— start of Provided data —
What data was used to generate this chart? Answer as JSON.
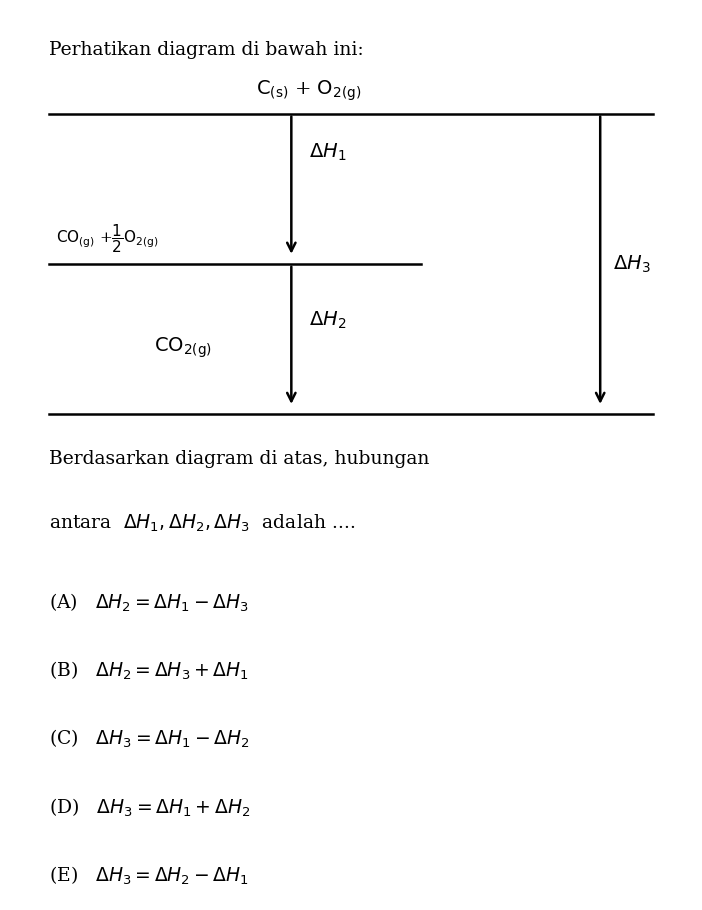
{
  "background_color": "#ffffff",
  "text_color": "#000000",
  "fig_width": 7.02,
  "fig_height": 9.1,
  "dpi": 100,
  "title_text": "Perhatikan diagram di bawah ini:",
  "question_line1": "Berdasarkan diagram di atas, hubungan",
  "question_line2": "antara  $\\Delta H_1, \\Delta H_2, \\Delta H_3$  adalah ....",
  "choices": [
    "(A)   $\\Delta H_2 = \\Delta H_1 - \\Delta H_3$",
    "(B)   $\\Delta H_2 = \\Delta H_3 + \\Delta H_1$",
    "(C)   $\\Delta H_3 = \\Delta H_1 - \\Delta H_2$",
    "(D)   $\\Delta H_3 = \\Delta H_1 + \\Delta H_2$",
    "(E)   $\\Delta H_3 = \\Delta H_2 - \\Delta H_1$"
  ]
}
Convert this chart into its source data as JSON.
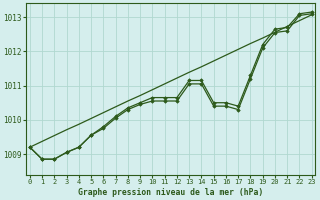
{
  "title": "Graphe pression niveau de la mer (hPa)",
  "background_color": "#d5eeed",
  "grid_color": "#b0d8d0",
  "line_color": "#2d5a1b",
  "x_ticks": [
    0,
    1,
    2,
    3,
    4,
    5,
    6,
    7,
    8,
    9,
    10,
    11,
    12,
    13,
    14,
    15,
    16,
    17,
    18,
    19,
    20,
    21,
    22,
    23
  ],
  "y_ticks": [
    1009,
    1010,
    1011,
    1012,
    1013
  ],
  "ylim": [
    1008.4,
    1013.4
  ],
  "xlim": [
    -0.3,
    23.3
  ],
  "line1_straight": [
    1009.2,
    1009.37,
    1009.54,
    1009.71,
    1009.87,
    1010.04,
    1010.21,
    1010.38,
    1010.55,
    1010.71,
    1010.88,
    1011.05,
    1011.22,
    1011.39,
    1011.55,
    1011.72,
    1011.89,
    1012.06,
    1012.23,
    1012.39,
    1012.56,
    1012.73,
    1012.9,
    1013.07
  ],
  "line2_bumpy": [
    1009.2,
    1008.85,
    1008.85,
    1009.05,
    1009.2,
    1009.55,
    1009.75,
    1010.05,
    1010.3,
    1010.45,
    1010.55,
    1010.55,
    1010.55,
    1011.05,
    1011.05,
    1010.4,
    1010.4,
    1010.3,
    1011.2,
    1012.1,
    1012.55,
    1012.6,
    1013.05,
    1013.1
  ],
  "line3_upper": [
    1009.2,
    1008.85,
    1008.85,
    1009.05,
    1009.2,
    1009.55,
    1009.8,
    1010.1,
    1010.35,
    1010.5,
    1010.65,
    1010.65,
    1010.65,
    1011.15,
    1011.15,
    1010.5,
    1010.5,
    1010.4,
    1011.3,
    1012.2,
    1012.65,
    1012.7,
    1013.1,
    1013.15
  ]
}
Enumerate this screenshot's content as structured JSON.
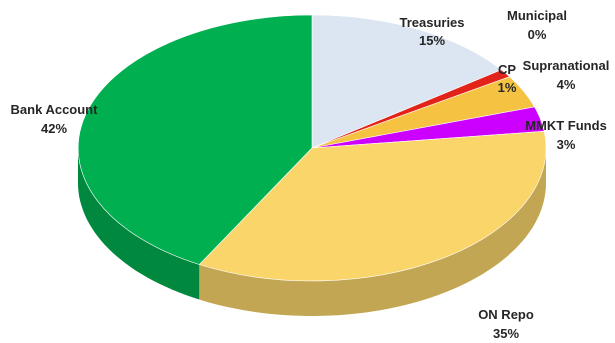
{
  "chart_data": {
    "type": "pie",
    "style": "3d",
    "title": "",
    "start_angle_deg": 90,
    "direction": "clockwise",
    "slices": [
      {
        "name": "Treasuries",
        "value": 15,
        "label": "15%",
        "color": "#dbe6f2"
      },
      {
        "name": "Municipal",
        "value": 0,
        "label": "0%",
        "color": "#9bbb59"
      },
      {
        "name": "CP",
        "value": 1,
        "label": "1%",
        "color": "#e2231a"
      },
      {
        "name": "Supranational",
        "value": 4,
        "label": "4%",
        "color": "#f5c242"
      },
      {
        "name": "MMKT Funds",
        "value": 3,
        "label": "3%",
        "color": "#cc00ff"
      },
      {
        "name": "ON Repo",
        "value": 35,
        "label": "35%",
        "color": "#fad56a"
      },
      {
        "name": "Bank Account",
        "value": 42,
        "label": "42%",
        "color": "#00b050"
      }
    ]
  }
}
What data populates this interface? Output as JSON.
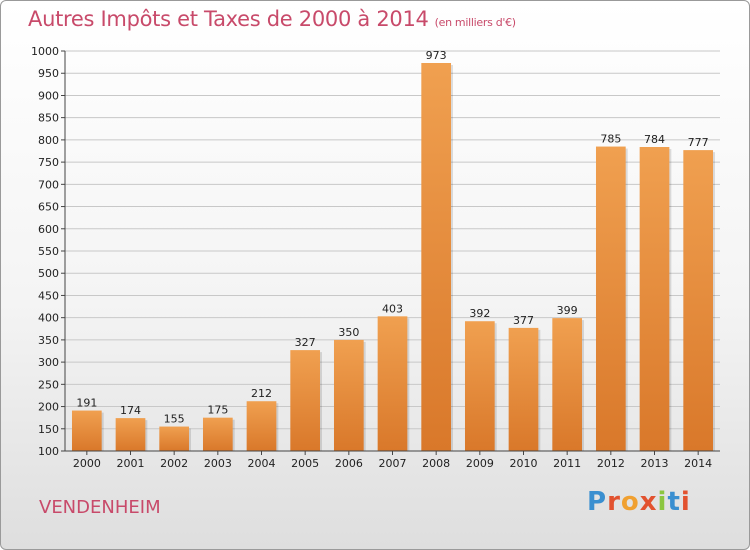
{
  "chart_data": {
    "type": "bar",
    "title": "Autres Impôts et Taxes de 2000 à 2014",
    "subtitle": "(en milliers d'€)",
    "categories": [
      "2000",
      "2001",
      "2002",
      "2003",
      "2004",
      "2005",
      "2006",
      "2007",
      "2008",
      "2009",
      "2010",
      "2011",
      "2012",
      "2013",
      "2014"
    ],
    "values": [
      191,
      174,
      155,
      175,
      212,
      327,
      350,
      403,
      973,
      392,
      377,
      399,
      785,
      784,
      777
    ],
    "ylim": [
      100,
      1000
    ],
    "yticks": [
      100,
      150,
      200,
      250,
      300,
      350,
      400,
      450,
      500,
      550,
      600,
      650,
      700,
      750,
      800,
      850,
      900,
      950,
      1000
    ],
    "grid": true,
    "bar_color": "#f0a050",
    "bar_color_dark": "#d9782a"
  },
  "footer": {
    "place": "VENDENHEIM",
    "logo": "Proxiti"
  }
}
— end of Provided data —
- _Task prompt_
Go through the material above and count the lines that include "this". Give the number alone.

- _Written solution_
4